INPUT:
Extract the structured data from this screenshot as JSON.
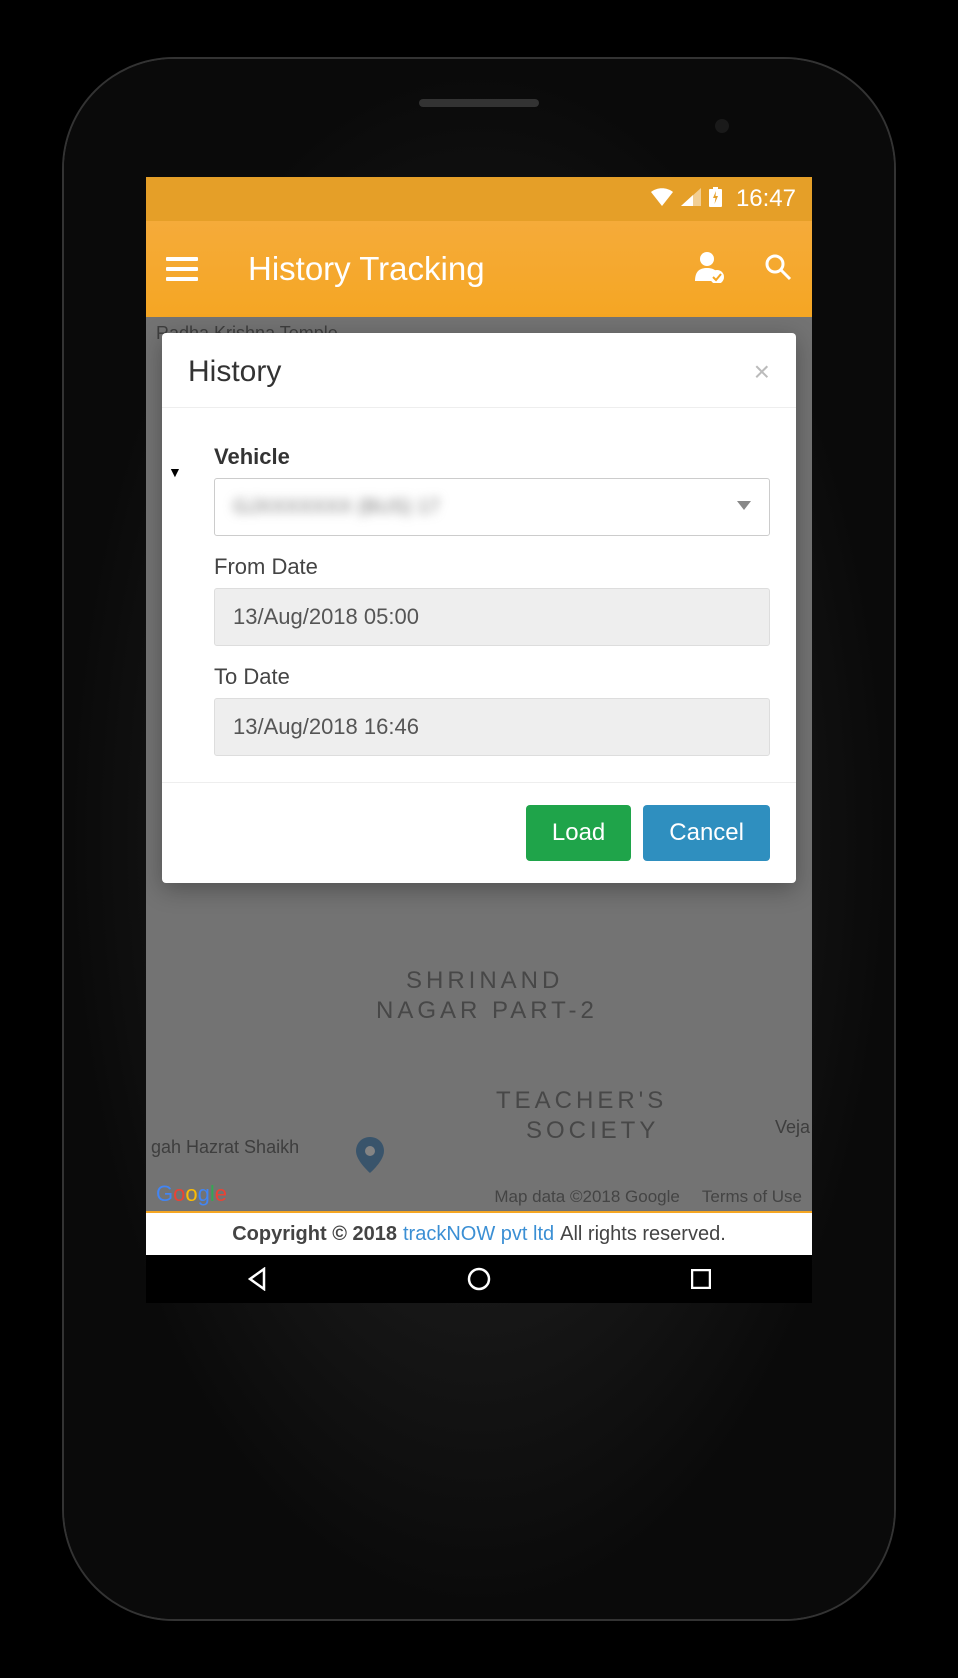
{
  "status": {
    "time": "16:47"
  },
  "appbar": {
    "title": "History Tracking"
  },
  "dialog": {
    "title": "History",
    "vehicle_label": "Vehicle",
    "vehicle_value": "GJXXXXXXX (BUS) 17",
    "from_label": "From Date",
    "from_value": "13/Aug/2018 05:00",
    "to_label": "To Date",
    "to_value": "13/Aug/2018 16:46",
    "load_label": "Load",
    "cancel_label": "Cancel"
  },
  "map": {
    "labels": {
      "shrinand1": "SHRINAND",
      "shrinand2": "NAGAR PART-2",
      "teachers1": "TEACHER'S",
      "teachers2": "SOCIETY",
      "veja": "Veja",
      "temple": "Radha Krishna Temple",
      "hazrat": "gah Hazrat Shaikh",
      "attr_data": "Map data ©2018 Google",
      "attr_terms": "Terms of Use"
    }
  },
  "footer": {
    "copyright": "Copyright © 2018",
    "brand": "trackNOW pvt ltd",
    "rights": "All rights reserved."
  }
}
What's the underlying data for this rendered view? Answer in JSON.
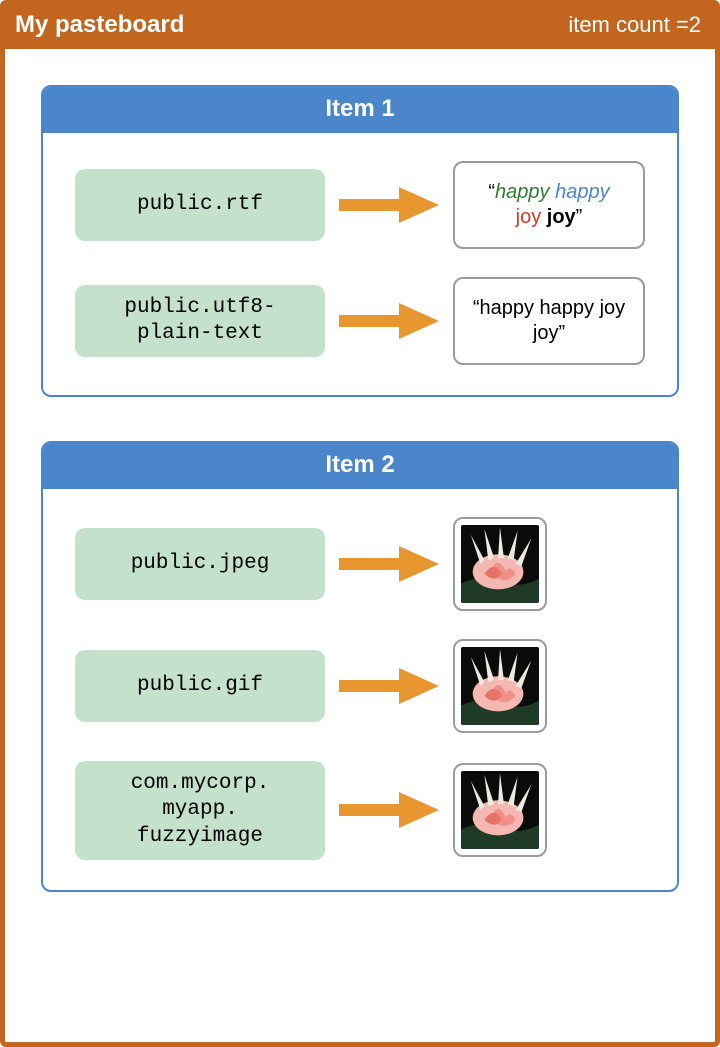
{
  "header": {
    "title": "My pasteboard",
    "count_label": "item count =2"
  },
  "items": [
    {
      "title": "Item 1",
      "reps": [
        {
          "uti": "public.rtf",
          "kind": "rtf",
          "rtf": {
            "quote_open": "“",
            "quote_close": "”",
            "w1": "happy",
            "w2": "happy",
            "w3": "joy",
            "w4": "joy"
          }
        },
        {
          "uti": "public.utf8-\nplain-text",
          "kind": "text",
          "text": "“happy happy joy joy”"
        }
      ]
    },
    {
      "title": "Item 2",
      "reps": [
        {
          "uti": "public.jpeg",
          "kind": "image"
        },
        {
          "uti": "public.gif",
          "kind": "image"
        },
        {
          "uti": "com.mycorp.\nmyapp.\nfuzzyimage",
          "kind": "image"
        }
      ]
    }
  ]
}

...

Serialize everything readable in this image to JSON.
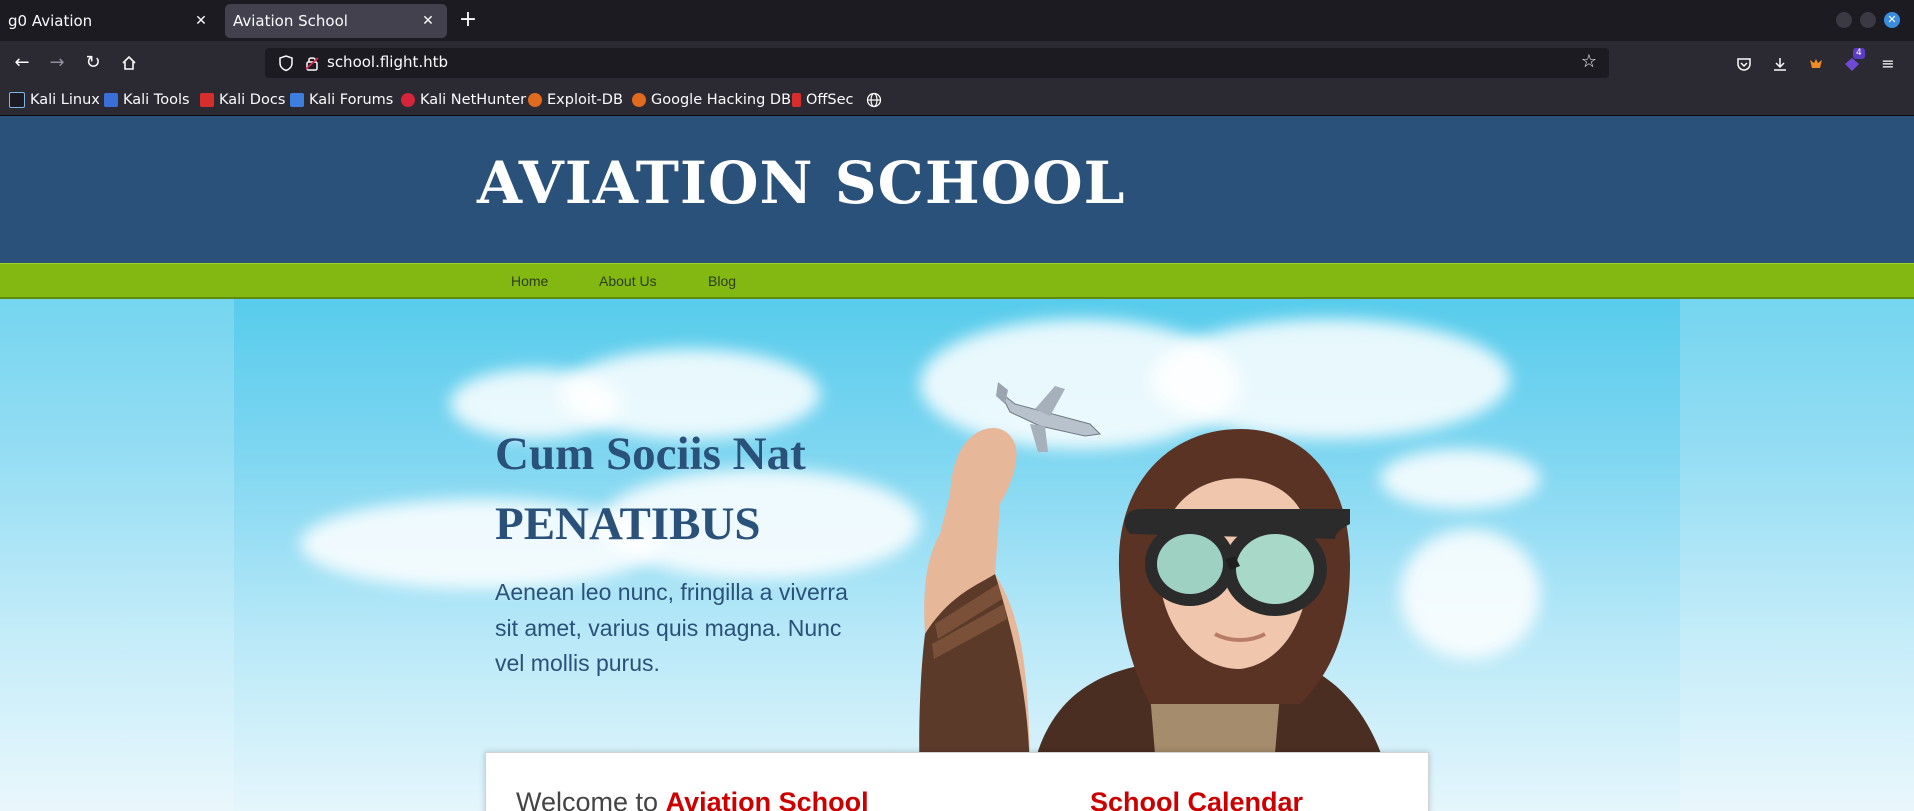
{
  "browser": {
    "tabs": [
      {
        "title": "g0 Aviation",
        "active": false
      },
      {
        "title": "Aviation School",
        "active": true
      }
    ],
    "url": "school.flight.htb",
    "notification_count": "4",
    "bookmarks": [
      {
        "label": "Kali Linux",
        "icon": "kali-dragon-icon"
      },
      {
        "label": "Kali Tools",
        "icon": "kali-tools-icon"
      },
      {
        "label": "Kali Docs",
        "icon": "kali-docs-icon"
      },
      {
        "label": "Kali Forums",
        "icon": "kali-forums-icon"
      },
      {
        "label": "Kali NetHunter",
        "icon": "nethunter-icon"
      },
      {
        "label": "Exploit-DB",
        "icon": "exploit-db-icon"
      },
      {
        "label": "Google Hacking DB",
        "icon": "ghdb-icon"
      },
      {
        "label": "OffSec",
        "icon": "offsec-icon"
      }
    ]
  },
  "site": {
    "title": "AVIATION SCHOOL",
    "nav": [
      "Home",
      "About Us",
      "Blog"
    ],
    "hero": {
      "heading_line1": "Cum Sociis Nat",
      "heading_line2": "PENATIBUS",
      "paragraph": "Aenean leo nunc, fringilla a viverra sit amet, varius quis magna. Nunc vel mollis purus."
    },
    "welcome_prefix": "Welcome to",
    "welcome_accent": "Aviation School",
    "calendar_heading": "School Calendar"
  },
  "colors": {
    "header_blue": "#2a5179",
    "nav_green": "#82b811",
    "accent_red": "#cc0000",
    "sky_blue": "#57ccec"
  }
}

---

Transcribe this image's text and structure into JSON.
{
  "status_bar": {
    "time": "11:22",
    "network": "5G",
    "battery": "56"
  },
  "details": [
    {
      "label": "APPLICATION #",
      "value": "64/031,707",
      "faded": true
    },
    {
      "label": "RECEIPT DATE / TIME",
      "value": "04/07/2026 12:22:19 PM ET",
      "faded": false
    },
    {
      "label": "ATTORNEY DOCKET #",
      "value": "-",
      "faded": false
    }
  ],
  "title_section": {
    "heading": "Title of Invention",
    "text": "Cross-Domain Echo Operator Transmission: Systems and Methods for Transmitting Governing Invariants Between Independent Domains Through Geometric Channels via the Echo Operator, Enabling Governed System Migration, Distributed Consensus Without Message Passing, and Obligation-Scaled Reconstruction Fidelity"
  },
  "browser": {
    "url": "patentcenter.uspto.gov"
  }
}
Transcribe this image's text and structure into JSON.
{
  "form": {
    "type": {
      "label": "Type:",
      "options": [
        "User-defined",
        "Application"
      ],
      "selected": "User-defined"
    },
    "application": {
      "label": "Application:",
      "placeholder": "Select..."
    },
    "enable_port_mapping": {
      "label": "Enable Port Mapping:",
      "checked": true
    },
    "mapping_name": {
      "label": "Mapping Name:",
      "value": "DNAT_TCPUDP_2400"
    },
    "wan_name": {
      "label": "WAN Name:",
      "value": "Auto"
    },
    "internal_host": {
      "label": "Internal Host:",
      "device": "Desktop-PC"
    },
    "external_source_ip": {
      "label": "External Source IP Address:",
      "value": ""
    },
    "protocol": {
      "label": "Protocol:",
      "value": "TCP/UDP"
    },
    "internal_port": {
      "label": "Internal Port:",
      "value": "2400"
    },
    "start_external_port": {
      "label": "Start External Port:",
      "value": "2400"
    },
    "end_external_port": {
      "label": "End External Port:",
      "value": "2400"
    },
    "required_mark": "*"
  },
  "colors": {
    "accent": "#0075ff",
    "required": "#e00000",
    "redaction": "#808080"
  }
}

AIM: Tally the lines of the listing that include "data". Reply with nothing but the count.

RESULT: 3